*Provided information*
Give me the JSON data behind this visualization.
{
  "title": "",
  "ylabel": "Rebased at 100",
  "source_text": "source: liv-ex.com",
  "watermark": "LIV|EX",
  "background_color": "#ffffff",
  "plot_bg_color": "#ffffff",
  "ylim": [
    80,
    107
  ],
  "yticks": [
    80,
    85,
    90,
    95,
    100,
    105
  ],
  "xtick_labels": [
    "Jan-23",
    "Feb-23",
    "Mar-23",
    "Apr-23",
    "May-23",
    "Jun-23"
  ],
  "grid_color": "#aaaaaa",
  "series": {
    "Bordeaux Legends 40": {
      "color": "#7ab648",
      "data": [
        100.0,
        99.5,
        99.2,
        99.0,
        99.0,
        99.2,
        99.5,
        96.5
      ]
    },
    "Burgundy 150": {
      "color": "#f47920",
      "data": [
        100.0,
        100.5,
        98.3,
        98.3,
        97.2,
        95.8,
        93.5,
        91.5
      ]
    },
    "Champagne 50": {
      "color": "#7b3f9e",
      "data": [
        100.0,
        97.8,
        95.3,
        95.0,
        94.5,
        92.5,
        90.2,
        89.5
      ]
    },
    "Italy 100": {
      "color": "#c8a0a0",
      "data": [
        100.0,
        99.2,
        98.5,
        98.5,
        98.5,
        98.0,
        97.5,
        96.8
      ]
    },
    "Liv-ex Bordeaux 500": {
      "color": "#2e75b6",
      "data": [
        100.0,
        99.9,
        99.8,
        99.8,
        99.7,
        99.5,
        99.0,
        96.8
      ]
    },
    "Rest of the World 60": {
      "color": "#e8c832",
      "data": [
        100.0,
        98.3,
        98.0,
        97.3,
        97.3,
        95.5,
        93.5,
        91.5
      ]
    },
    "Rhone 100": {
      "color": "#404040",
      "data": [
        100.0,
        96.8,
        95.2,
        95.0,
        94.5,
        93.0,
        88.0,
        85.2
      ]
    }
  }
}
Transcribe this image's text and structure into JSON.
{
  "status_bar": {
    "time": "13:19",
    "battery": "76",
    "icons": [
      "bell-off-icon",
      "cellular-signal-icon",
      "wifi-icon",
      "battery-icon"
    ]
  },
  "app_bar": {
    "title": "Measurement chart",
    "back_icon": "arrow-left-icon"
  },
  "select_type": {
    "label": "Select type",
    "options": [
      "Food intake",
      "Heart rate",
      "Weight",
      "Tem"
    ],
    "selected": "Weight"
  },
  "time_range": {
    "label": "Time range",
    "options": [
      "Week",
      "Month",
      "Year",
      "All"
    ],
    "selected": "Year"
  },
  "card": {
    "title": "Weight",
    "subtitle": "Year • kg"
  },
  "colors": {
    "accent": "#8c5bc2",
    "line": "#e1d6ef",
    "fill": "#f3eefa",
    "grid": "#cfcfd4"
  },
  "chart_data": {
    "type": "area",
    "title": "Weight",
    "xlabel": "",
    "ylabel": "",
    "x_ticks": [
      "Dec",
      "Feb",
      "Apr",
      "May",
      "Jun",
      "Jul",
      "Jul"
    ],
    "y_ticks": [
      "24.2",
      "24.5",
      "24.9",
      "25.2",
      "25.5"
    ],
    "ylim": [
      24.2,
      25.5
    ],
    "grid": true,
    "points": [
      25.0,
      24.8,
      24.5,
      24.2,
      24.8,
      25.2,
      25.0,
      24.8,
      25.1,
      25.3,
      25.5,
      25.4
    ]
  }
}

*Your instructions*
Go through the material above and count the lines that contain "Year"; answer with the number alone.

*Finished task*
3